SUPPLIED DATA:
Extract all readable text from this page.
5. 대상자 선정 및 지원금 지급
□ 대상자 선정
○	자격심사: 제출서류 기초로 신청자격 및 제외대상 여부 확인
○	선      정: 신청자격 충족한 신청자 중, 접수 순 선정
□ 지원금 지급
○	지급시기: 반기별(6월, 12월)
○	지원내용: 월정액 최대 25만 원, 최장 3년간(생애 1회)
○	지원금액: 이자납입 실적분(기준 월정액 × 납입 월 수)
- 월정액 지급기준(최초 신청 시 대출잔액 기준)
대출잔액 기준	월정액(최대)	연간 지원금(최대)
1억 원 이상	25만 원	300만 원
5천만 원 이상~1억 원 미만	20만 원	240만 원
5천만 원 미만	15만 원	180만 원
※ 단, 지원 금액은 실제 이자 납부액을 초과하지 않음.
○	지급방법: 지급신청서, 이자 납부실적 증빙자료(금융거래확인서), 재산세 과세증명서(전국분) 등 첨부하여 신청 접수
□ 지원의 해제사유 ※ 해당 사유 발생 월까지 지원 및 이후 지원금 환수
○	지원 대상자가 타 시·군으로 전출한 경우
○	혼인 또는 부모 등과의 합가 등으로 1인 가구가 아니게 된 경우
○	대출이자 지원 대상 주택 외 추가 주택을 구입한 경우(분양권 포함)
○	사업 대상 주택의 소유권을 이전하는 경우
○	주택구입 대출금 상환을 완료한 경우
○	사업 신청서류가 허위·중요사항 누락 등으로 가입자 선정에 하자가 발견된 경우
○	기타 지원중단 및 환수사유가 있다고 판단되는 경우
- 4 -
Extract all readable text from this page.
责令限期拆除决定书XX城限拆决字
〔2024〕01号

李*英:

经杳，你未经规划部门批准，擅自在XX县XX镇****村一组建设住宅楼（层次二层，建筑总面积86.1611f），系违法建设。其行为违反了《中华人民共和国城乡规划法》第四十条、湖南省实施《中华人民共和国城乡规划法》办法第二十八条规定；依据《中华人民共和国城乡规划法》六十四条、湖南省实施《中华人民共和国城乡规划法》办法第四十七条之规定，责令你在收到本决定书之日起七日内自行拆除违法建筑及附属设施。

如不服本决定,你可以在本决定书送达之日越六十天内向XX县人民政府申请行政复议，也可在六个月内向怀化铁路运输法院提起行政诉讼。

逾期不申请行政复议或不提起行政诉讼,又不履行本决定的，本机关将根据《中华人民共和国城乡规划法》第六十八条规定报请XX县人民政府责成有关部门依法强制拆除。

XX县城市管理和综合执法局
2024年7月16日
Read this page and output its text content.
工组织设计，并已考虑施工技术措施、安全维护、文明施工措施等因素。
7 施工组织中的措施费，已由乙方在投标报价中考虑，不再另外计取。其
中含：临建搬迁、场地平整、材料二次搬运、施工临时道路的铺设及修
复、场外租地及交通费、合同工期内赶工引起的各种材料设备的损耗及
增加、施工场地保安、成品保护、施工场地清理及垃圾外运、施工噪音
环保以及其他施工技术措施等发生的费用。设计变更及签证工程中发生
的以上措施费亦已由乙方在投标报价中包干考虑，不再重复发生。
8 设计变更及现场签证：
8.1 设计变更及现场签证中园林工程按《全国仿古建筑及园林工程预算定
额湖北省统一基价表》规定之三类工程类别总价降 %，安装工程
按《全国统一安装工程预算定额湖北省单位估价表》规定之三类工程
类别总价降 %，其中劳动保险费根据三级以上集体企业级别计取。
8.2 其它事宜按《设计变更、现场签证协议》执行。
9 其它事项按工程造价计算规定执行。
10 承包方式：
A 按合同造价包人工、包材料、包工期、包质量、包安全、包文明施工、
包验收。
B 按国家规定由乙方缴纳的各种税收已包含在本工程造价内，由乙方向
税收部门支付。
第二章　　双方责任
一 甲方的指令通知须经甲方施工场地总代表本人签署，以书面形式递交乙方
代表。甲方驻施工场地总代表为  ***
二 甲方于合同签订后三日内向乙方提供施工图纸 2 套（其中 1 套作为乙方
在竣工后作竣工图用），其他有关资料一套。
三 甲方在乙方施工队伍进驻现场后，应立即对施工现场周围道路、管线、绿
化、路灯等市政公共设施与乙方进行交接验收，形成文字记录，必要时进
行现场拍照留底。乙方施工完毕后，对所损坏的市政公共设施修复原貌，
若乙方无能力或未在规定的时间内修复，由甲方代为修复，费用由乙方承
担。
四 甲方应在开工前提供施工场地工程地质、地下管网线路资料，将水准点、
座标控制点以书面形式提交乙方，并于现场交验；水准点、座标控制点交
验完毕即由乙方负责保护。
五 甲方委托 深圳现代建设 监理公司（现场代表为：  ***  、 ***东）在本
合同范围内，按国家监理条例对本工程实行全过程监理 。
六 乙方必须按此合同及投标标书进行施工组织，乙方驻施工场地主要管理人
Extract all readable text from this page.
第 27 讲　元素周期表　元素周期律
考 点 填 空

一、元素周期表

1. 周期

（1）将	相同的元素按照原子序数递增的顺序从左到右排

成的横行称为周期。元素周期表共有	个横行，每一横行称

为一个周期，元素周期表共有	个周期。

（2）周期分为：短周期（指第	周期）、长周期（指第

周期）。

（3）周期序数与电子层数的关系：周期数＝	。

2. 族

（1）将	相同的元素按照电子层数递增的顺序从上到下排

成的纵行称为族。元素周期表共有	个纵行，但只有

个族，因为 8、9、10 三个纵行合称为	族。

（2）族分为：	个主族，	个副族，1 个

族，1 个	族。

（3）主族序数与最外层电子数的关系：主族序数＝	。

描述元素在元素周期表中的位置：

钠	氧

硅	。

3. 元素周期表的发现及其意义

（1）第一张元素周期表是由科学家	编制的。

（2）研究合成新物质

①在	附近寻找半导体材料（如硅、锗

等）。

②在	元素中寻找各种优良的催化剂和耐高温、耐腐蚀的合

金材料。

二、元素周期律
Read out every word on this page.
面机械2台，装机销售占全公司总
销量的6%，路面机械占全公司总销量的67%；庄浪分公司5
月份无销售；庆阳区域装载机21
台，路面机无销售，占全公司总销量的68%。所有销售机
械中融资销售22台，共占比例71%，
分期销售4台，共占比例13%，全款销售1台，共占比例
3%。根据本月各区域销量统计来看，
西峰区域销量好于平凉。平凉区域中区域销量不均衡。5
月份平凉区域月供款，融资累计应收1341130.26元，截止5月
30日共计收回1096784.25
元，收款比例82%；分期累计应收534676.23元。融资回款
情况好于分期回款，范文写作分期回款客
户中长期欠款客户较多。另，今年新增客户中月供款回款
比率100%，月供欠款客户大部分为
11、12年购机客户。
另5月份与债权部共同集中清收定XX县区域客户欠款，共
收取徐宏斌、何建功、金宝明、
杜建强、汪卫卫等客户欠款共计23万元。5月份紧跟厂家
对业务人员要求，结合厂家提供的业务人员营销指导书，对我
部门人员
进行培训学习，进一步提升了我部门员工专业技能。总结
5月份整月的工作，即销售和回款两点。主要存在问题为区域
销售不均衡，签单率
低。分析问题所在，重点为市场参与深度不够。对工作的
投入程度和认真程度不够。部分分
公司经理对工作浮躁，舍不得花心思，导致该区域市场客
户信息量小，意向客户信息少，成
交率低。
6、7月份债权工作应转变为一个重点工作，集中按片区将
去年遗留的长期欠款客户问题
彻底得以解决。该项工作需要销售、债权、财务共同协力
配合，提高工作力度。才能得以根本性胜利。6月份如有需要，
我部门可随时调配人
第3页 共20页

DIRECTION:
The records above need to be transcribed in full. Keep every character unchanged.

FINAL ANSWER:
Extract all readable text from this page.
5. 대상자 선정 및 지원금 지급
□ 대상자 선정
○	자격심사: 제출서류 기초로 신청자격 및 제외대상 여부 확인
○	선      정: 신청자격 충족한 신청자 중, 접수 순 선정
□ 지원금 지급
○	지급시기: 반기별(6월, 12월)
○	지원내용: 월정액 최대 25만 원, 최장 3년간(생애 1회)
○	지원금액: 이자납입 실적분(기준 월정액 × 납입 월 수)
- 월정액 지급기준(최초 신청 시 대출잔액 기준)
대출잔액 기준	월정액(최대)	연간 지원금(최대)
1억 원 이상	25만 원	300만 원
5천만 원 이상~1억 원 미만	20만 원	240만 원
5천만 원 미만	15만 원	180만 원
※ 단, 지원 금액은 실제 이자 납부액을 초과하지 않음.
○	지급방법: 지급신청서, 이자 납부실적 증빙자료(금융거래확인서), 재산세 과세증명서(전국분) 등 첨부하여 신청 접수
□ 지원의 해제사유 ※ 해당 사유 발생 월까지 지원 및 이후 지원금 환수
○	지원 대상자가 타 시·군으로 전출한 경우
○	혼인 또는 부모 등과의 합가 등으로 1인 가구가 아니게 된 경우
○	대출이자 지원 대상 주택 외 추가 주택을 구입한 경우(분양권 포함)
○	사업 대상 주택의 소유권을 이전하는 경우
○	주택구입 대출금 상환을 완료한 경우
○	사업 신청서류가 허위·중요사항 누락 등으로 가입자 선정에 하자가 발견된 경우
○	기타 지원중단 및 환수사유가 있다고 판단되는 경우
- 4 -
Extract all readable text from this page.
责令限期拆除决定书XX城限拆决字
〔2024〕01号

李*英:

经杳，你未经规划部门批准，擅自在XX县XX镇****村一组建设住宅楼（层次二层，建筑总面积86.1611f），系违法建设。其行为违反了《中华人民共和国城乡规划法》第四十条、湖南省实施《中华人民共和国城乡规划法》办法第二十八条规定；依据《中华人民共和国城乡规划法》六十四条、湖南省实施《中华人民共和国城乡规划法》办法第四十七条之规定，责令你在收到本决定书之日起七日内自行拆除违法建筑及附属设施。

如不服本决定,你可以在本决定书送达之日越六十天内向XX县人民政府申请行政复议，也可在六个月内向怀化铁路运输法院提起行政诉讼。

逾期不申请行政复议或不提起行政诉讼,又不履行本决定的，本机关将根据《中华人民共和国城乡规划法》第六十八条规定报请XX县人民政府责成有关部门依法强制拆除。

XX县城市管理和综合执法局
2024年7月16日
Read this page and output its text content.
工组织设计，并已考虑施工技术措施、安全维护、文明施工措施等因素。
7 施工组织中的措施费，已由乙方在投标报价中考虑，不再另外计取。其
中含：临建搬迁、场地平整、材料二次搬运、施工临时道路的铺设及修
复、场外租地及交通费、合同工期内赶工引起的各种材料设备的损耗及
增加、施工场地保安、成品保护、施工场地清理及垃圾外运、施工噪音
环保以及其他施工技术措施等发生的费用。设计变更及签证工程中发生
的以上措施费亦已由乙方在投标报价中包干考虑，不再重复发生。
8 设计变更及现场签证：
8.1 设计变更及现场签证中园林工程按《全国仿古建筑及园林工程预算定
额湖北省统一基价表》规定之三类工程类别总价降 %，安装工程
按《全国统一安装工程预算定额湖北省单位估价表》规定之三类工程
类别总价降 %，其中劳动保险费根据三级以上集体企业级别计取。
8.2 其它事宜按《设计变更、现场签证协议》执行。
9 其它事项按工程造价计算规定执行。
10 承包方式：
A 按合同造价包人工、包材料、包工期、包质量、包安全、包文明施工、
包验收。
B 按国家规定由乙方缴纳的各种税收已包含在本工程造价内，由乙方向
税收部门支付。
第二章　　双方责任
一 甲方的指令通知须经甲方施工场地总代表本人签署，以书面形式递交乙方
代表。甲方驻施工场地总代表为  ***
二 甲方于合同签订后三日内向乙方提供施工图纸 2 套（其中 1 套作为乙方
在竣工后作竣工图用），其他有关资料一套。
三 甲方在乙方施工队伍进驻现场后，应立即对施工现场周围道路、管线、绿
化、路灯等市政公共设施与乙方进行交接验收，形成文字记录，必要时进
行现场拍照留底。乙方施工完毕后，对所损坏的市政公共设施修复原貌，
若乙方无能力或未在规定的时间内修复，由甲方代为修复，费用由乙方承
担。
四 甲方应在开工前提供施工场地工程地质、地下管网线路资料，将水准点、
座标控制点以书面形式提交乙方，并于现场交验；水准点、座标控制点交
验完毕即由乙方负责保护。
五 甲方委托 深圳现代建设 监理公司（现场代表为：  ***  、 ***东）在本
合同范围内，按国家监理条例对本工程实行全过程监理 。
六 乙方必须按此合同及投标标书进行施工组织，乙方驻施工场地主要管理人
Extract all readable text from this page.
第 27 讲　元素周期表　元素周期律
考 点 填 空

一、元素周期表

1. 周期

（1）将	相同的元素按照原子序数递增的顺序从左到右排

成的横行称为周期。元素周期表共有	个横行，每一横行称

为一个周期，元素周期表共有	个周期。

（2）周期分为：短周期（指第	周期）、长周期（指第

周期）。

（3）周期序数与电子层数的关系：周期数＝	。

2. 族

（1）将	相同的元素按照电子层数递增的顺序从上到下排

成的纵行称为族。元素周期表共有	个纵行，但只有

个族，因为 8、9、10 三个纵行合称为	族。

（2）族分为：	个主族，	个副族，1 个

族，1 个	族。

（3）主族序数与最外层电子数的关系：主族序数＝	。

描述元素在元素周期表中的位置：

钠	氧

硅	。

3. 元素周期表的发现及其意义

（1）第一张元素周期表是由科学家	编制的。

（2）研究合成新物质

①在	附近寻找半导体材料（如硅、锗

等）。

②在	元素中寻找各种优良的催化剂和耐高温、耐腐蚀的合

金材料。

二、元素周期律
Read out every word on this page.
面机械2台，装机销售占全公司总
销量的6%，路面机械占全公司总销量的67%；庄浪分公司5
月份无销售；庆阳区域装载机21
台，路面机无销售，占全公司总销量的68%。所有销售机
械中融资销售22台，共占比例71%，
分期销售4台，共占比例13%，全款销售1台，共占比例
3%。根据本月各区域销量统计来看，
西峰区域销量好于平凉。平凉区域中区域销量不均衡。5
月份平凉区域月供款，融资累计应收1341130.26元，截止5月
30日共计收回1096784.25
元，收款比例82%；分期累计应收534676.23元。融资回款
情况好于分期回款，范文写作分期回款客
户中长期欠款客户较多。另，今年新增客户中月供款回款
比率100%，月供欠款客户大部分为
11、12年购机客户。
另5月份与债权部共同集中清收定XX县区域客户欠款，共
收取徐宏斌、何建功、金宝明、
杜建强、汪卫卫等客户欠款共计23万元。5月份紧跟厂家
对业务人员要求，结合厂家提供的业务人员营销指导书，对我
部门人员
进行培训学习，进一步提升了我部门员工专业技能。总结
5月份整月的工作，即销售和回款两点。主要存在问题为区域
销售不均衡，签单率
低。分析问题所在，重点为市场参与深度不够。对工作的
投入程度和认真程度不够。部分分
公司经理对工作浮躁，舍不得花心思，导致该区域市场客
户信息量小，意向客户信息少，成
交率低。
6、7月份债权工作应转变为一个重点工作，集中按片区将
去年遗留的长期欠款客户问题
彻底得以解决。该项工作需要销售、债权、财务共同协力
配合，提高工作力度。才能得以根本性胜利。6月份如有需要，
我部门可随时调配人
第3页 共20页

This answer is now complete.